GOAL:
Retype the items starting at the first line and ending at the line that contains "- remove-chip-icon[interactable]: ×: [183, 71, 195, 82]", keeping every character the same.

MATERIALS PROVIDED:
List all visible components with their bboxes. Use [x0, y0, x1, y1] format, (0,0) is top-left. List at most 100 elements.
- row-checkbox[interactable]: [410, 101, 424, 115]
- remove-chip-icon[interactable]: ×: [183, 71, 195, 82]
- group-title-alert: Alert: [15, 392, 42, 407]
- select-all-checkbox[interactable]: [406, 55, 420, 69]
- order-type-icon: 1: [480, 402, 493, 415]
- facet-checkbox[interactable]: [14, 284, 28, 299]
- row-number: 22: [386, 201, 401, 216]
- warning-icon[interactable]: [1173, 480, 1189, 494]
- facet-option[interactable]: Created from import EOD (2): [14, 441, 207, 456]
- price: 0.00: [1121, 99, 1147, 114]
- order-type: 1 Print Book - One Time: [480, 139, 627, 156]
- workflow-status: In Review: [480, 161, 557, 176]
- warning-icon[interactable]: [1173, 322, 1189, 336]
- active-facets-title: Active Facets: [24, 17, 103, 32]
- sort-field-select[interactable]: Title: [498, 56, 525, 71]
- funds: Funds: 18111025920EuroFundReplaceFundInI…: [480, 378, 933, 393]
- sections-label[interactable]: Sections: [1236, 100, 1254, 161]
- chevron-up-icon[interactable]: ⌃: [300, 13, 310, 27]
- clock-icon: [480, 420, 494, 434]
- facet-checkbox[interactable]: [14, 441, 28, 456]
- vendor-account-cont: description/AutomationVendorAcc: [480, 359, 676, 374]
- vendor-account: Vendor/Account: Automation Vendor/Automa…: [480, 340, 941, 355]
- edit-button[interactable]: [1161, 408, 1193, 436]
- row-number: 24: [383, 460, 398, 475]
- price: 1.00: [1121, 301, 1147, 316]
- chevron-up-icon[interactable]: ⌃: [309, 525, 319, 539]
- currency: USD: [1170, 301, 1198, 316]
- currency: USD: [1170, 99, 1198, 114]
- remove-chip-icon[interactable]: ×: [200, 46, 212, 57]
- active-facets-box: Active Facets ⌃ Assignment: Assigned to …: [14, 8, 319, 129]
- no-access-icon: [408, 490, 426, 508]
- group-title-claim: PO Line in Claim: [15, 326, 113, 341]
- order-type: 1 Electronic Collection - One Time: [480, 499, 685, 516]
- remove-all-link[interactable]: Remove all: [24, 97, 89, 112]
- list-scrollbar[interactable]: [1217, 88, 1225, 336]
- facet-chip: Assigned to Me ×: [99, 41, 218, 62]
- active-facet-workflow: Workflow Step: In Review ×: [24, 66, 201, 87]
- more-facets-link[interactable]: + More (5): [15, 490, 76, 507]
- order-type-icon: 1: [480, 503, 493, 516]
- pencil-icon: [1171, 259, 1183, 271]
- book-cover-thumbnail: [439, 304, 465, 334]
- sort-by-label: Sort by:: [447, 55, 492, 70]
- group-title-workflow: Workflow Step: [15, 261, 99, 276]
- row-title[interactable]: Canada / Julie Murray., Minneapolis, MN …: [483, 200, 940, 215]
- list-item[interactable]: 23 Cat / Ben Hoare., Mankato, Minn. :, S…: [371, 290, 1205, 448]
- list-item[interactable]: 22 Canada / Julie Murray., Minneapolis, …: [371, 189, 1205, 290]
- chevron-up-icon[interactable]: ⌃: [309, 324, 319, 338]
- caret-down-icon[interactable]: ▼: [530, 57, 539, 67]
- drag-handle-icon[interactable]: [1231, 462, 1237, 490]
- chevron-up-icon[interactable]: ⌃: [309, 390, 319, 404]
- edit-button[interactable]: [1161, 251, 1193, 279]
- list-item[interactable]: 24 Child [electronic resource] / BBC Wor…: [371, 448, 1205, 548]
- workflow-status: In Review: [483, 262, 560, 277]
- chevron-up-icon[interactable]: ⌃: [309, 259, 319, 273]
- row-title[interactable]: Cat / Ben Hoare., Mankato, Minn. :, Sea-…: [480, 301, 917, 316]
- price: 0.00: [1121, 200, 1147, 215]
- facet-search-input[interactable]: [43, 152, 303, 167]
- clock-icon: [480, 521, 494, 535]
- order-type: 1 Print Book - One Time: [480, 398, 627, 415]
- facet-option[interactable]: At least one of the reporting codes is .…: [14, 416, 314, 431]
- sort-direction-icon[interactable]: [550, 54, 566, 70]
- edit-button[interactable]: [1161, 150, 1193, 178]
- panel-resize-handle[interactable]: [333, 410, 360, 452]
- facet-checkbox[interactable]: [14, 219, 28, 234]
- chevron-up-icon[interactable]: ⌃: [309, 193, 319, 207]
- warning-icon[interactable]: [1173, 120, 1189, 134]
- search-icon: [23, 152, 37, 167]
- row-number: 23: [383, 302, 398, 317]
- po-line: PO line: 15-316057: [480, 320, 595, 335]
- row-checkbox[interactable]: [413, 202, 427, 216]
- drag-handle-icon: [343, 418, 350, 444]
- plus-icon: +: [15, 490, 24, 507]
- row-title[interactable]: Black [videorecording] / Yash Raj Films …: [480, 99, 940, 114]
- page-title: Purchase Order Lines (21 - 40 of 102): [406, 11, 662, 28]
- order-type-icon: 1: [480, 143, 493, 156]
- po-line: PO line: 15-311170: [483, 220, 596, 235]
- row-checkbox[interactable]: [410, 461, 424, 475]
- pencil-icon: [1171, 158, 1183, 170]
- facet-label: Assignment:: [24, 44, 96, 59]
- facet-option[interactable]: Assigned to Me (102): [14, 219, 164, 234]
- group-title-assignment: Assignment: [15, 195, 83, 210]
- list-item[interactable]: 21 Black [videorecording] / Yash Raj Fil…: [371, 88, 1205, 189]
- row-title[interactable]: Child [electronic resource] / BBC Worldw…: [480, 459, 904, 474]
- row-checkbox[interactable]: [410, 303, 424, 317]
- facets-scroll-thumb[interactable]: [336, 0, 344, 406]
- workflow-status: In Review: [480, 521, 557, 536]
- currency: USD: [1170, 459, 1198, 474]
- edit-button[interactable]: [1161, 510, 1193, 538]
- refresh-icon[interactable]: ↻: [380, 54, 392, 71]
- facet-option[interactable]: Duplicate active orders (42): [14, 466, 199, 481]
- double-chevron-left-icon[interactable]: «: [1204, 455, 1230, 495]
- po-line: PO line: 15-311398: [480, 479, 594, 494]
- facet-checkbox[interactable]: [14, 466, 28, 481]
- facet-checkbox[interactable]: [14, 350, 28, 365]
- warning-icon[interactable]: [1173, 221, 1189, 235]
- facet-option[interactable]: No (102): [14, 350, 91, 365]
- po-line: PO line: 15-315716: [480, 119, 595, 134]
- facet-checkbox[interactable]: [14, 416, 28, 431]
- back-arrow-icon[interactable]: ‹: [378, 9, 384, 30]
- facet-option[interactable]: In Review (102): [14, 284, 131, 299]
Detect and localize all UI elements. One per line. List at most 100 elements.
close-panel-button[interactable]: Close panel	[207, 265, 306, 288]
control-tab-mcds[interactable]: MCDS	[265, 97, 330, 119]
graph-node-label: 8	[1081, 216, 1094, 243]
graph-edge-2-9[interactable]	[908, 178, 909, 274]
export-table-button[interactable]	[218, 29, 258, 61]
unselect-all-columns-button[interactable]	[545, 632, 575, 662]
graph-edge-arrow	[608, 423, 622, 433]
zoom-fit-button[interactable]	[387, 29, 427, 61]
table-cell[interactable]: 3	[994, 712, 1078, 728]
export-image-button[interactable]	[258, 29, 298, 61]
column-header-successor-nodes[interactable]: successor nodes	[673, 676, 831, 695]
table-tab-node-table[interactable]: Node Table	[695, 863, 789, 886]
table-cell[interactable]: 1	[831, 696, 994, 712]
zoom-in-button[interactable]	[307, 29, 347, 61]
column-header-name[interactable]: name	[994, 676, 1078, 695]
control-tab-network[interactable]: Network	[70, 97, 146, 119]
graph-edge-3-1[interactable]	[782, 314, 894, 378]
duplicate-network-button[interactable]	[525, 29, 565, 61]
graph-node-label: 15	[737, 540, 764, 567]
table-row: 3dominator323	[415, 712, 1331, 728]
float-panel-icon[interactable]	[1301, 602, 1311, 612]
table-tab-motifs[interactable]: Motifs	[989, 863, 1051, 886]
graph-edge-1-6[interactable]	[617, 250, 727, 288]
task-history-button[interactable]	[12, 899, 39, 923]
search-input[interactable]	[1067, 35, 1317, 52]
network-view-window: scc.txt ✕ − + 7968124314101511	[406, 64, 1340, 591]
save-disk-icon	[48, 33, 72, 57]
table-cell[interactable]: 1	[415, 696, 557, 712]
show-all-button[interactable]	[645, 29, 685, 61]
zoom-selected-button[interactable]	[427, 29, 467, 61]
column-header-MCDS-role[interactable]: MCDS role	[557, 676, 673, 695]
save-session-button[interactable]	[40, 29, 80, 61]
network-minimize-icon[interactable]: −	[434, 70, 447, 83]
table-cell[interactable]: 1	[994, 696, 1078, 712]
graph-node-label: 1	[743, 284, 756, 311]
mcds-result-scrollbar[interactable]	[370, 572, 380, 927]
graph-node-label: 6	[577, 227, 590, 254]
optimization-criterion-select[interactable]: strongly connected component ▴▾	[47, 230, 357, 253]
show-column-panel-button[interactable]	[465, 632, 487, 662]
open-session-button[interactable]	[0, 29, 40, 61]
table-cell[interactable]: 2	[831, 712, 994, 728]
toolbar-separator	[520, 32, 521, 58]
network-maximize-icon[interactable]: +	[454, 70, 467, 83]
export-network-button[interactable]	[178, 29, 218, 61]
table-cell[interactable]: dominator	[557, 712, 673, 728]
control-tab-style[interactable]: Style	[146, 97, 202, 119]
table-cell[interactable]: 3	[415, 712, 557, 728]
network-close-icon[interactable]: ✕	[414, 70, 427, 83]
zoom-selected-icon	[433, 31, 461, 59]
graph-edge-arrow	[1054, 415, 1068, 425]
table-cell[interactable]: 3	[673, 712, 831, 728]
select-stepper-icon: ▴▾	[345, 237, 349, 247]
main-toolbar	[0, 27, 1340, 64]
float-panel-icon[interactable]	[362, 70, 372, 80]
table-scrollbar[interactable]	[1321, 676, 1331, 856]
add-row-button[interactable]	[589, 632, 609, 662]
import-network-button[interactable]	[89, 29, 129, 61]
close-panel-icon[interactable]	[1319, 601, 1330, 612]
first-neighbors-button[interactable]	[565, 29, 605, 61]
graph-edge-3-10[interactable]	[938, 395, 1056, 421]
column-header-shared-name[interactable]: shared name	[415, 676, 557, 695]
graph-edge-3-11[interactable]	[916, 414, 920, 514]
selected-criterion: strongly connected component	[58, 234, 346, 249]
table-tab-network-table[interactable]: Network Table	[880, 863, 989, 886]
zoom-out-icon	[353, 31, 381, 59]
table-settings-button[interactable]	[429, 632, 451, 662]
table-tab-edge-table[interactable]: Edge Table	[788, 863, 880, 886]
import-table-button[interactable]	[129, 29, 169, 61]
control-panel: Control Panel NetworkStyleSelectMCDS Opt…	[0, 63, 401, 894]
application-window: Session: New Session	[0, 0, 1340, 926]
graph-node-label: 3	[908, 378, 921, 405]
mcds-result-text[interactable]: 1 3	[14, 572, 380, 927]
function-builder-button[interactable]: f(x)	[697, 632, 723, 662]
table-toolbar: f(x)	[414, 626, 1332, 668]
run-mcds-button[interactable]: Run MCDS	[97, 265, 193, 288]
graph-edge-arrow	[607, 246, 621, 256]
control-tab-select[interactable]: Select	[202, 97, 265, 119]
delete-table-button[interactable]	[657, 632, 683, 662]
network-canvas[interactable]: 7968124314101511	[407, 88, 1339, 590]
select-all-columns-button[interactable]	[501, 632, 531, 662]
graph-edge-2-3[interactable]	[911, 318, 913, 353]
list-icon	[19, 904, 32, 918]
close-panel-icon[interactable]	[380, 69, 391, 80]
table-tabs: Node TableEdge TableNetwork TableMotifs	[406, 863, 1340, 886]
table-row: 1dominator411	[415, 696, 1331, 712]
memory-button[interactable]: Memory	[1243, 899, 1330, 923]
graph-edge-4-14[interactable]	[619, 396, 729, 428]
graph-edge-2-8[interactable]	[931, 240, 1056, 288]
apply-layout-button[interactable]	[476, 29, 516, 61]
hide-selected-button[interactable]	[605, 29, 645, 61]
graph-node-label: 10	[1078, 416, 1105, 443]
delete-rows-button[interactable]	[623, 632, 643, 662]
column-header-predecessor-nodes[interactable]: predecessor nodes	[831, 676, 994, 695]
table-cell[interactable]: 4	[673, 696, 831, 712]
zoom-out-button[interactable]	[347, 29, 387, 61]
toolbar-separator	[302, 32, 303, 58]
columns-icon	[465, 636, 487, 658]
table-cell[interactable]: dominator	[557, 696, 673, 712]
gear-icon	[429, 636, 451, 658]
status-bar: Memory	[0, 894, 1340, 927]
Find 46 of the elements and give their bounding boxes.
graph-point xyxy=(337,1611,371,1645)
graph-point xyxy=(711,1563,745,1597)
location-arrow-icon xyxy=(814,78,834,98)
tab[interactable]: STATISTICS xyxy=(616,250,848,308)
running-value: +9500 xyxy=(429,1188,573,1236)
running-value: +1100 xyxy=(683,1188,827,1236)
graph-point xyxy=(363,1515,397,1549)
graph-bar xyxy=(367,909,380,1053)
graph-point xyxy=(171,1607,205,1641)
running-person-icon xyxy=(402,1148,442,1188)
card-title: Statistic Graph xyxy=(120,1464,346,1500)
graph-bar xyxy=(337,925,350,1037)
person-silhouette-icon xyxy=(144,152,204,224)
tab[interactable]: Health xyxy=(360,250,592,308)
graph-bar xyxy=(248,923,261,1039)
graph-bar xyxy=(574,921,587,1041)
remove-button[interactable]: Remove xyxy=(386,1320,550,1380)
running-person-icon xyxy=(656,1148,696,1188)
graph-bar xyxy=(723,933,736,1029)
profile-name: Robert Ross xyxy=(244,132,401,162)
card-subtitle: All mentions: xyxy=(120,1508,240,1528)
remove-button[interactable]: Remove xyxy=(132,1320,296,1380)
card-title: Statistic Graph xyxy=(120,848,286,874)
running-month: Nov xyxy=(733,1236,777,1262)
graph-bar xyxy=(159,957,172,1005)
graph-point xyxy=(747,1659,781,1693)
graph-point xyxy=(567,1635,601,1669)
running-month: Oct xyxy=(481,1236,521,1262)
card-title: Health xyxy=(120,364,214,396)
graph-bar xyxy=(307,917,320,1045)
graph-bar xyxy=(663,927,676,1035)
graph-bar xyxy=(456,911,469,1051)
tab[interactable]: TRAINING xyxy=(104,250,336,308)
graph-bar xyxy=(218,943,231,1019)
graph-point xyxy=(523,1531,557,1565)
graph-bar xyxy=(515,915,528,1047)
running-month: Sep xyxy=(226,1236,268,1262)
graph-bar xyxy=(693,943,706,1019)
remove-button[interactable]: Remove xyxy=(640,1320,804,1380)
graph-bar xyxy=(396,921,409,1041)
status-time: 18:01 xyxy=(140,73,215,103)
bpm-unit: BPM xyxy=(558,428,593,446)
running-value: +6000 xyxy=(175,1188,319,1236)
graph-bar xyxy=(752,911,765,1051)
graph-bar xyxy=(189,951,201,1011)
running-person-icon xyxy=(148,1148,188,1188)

SOLUTION BELOW:
List all visible components with their bboxes. Use [x0, y0, x1, y1] format, (0,0) is top-left. List at most 100 elements.
- row-checkbox[interactable]: [410, 101, 424, 115]
- remove-chip-icon[interactable]: ×: [183, 71, 195, 82]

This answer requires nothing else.